* **Instruction**
Show each line that has the string "coordinate" in it.

::: Records for the exercise

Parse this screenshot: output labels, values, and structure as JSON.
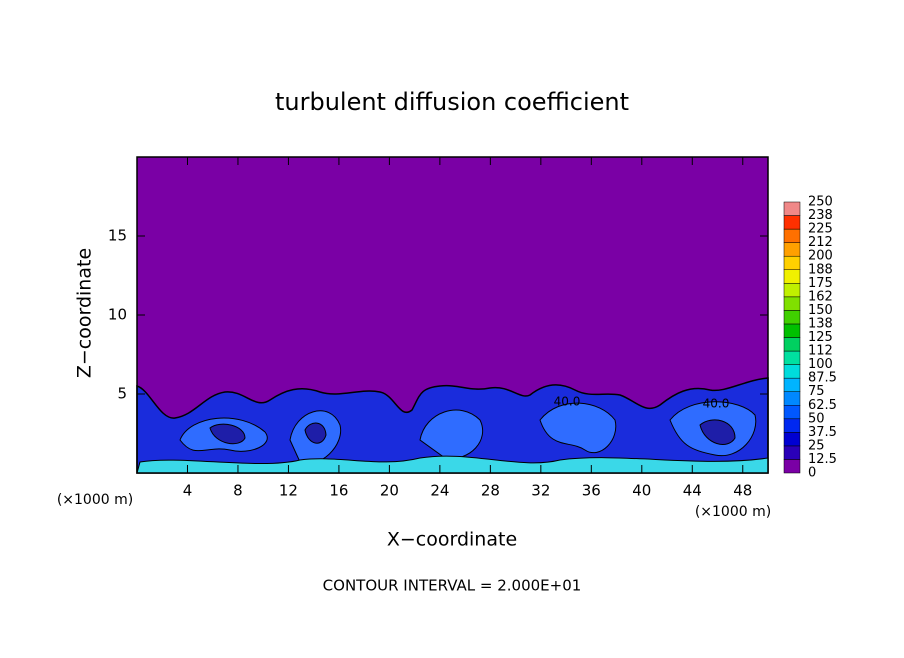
{
  "chart_data": {
    "type": "contour",
    "title": "turbulent diffusion coefficient",
    "x_label": "X−coordinate",
    "y_label": "Z−coordinate",
    "x_unit_left": "(×1000 m)",
    "x_unit_right": "(×1000 m)",
    "footer": "CONTOUR INTERVAL = 2.000E+01",
    "contour_labels": [
      "40.0",
      "40.0"
    ],
    "xlim": [
      0,
      50
    ],
    "ylim": [
      0,
      20
    ],
    "xticks": [
      4,
      8,
      12,
      16,
      20,
      24,
      28,
      32,
      36,
      40,
      44,
      48
    ],
    "yticks": [
      5,
      10,
      15
    ],
    "colorbar": {
      "levels": [
        0,
        12.5,
        25,
        37.5,
        50,
        62.5,
        75,
        87.5,
        100,
        {
          "value": 112.5,
          "label": "112"
        },
        125,
        {
          "value": 137.5,
          "label": "138"
        },
        150,
        {
          "value": 162.5,
          "label": "162"
        },
        175,
        {
          "value": 187.5,
          "label": "188"
        },
        200,
        {
          "value": 212.5,
          "label": "212"
        },
        225,
        {
          "value": 237.5,
          "label": "238"
        },
        250
      ],
      "colors": [
        "#7a00a5",
        "#2a00b8",
        "#0000d2",
        "#0028f0",
        "#0058ff",
        "#0088ff",
        "#00b4ff",
        "#00dcdc",
        "#00e0a0",
        "#00d060",
        "#00c000",
        "#40d000",
        "#80e000",
        "#c0f000",
        "#f0f000",
        "#ffd000",
        "#ffa000",
        "#ff7000",
        "#ff3000",
        "#f08888"
      ]
    }
  }
}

::::::

* **Answer for the task**
    "x_label": "X−coordinate",
    "y_label": "Z−coordinate",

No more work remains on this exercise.